### Request:
In the records that follow, show each line where the word "subtitle" is present.
··· Material to process
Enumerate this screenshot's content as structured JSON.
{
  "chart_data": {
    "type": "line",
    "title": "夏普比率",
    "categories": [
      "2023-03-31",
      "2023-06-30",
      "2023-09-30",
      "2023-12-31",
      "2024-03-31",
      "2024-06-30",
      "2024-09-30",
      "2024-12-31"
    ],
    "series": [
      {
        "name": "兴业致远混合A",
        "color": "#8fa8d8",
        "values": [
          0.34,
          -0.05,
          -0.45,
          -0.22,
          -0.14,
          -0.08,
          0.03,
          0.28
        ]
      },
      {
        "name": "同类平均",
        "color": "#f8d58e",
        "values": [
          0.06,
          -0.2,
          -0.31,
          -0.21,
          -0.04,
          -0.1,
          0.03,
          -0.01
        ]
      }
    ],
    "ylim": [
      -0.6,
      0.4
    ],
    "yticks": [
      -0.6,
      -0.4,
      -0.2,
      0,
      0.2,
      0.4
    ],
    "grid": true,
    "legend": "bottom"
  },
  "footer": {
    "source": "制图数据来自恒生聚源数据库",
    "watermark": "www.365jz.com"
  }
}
······
··· Material to process
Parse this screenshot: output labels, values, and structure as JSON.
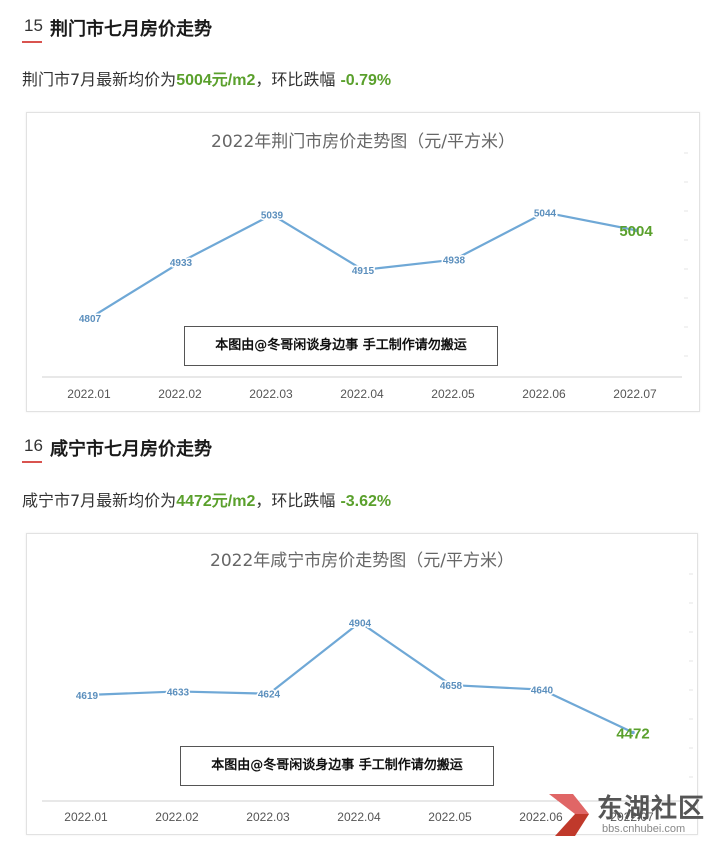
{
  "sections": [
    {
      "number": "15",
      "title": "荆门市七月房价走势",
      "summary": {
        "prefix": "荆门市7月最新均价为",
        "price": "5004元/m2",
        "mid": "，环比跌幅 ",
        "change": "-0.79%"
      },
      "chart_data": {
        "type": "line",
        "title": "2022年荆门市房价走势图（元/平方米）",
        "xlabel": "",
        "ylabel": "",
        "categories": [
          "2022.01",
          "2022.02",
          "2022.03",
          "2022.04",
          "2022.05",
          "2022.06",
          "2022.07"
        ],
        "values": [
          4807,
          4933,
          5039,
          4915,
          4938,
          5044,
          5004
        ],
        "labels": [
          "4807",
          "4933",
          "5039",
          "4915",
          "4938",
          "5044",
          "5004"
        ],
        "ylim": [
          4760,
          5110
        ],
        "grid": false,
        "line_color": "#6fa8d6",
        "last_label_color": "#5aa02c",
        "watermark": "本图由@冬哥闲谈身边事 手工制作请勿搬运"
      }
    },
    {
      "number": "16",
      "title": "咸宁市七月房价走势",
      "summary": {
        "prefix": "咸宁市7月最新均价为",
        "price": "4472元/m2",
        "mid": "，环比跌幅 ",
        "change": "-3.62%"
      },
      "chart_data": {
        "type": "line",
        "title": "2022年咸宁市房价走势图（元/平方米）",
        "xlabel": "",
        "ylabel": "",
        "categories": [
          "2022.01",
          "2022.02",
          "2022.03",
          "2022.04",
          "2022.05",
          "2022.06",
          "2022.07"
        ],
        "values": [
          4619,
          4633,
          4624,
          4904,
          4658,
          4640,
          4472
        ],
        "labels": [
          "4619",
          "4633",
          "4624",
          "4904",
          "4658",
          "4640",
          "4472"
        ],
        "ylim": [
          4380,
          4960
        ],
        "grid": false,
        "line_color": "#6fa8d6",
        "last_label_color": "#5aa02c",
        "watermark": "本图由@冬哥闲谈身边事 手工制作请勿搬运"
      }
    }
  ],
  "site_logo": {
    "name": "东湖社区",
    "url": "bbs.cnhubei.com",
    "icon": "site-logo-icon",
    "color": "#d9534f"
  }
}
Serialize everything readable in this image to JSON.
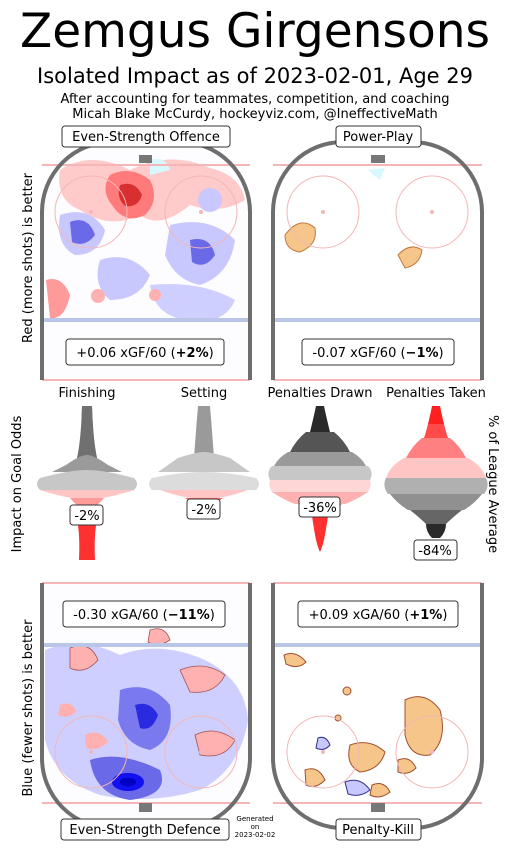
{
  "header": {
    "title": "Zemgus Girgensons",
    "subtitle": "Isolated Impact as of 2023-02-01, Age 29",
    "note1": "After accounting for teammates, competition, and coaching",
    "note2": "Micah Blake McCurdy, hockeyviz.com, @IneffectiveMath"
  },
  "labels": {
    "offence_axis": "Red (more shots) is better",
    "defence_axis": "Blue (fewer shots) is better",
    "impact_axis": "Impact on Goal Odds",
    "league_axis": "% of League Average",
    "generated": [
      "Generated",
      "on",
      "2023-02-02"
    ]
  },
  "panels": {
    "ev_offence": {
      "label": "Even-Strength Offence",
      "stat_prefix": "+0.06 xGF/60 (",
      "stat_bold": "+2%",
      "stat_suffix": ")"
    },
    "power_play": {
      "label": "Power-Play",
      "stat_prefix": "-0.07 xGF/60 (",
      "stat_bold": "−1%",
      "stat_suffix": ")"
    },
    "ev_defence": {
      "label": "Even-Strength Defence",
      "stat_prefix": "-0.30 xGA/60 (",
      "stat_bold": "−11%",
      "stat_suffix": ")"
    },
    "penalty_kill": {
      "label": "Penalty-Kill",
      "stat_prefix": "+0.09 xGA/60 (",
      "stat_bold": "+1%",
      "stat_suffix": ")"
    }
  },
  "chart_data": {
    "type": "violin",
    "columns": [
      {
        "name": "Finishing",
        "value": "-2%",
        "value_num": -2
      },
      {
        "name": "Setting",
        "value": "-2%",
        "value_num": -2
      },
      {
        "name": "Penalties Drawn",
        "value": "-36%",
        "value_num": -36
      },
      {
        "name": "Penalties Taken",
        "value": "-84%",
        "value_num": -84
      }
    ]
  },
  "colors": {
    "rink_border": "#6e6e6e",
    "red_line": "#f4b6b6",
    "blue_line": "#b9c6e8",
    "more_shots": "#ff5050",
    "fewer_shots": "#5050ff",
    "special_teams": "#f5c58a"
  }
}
······
··· Material to process
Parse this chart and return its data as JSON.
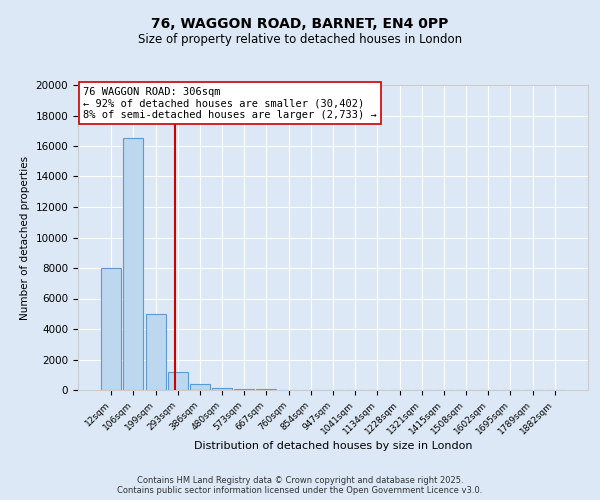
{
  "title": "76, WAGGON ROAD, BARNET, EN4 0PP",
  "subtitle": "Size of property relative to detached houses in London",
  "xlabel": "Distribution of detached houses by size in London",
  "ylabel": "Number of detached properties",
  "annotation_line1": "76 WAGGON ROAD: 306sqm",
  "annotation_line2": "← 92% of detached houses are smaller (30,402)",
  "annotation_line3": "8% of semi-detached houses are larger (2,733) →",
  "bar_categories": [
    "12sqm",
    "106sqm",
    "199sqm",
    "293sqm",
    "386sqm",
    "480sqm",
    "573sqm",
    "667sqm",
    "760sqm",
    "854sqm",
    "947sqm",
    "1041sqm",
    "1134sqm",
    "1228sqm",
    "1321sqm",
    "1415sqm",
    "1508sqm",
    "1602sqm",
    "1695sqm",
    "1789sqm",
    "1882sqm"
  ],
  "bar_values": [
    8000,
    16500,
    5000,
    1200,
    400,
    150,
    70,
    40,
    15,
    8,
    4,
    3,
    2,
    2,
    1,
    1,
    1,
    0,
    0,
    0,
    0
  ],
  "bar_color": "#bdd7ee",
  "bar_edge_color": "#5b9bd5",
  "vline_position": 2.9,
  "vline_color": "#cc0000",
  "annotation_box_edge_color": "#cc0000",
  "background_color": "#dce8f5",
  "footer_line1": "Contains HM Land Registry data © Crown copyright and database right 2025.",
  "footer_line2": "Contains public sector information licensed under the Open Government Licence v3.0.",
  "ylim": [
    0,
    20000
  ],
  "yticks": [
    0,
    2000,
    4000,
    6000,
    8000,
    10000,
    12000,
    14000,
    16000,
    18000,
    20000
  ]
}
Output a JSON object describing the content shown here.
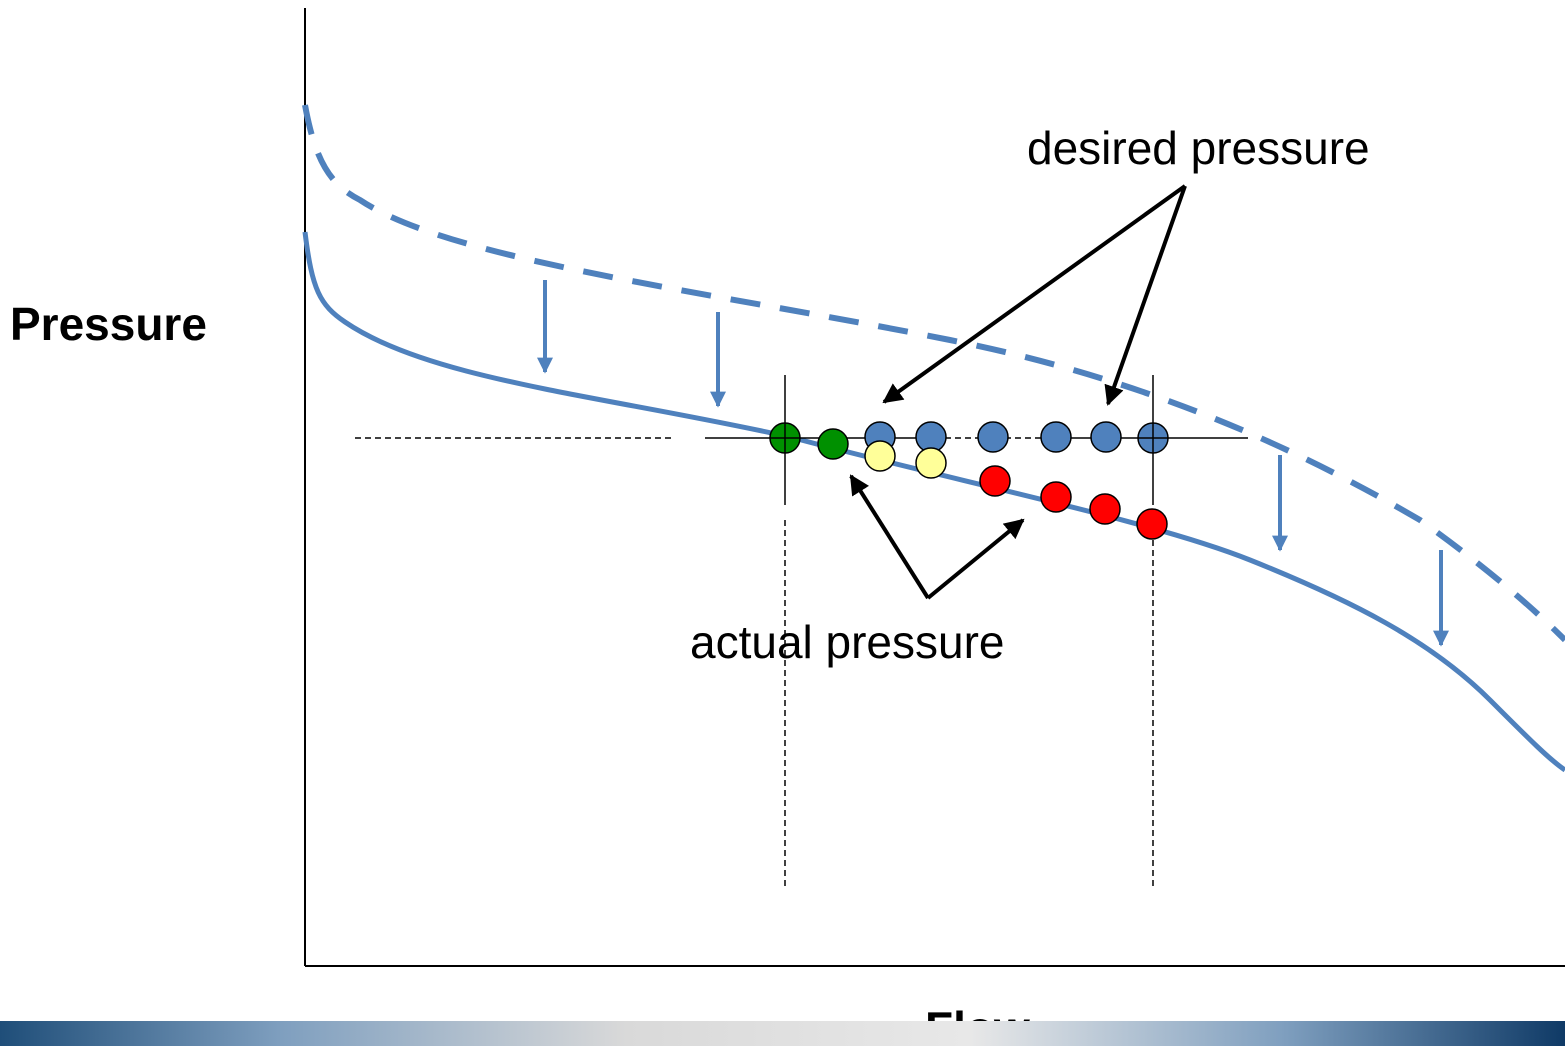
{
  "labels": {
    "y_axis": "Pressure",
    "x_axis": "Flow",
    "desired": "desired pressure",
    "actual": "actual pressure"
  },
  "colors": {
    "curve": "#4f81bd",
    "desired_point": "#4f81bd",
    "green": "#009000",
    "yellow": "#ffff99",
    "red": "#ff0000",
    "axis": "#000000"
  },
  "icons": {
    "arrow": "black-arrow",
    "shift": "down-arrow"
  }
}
······
### Reply:
    "subtitle": "Isolated Impact as of 2023-02-01, Age 29",
  "subtitle": "Size of property relative to detached houses in London",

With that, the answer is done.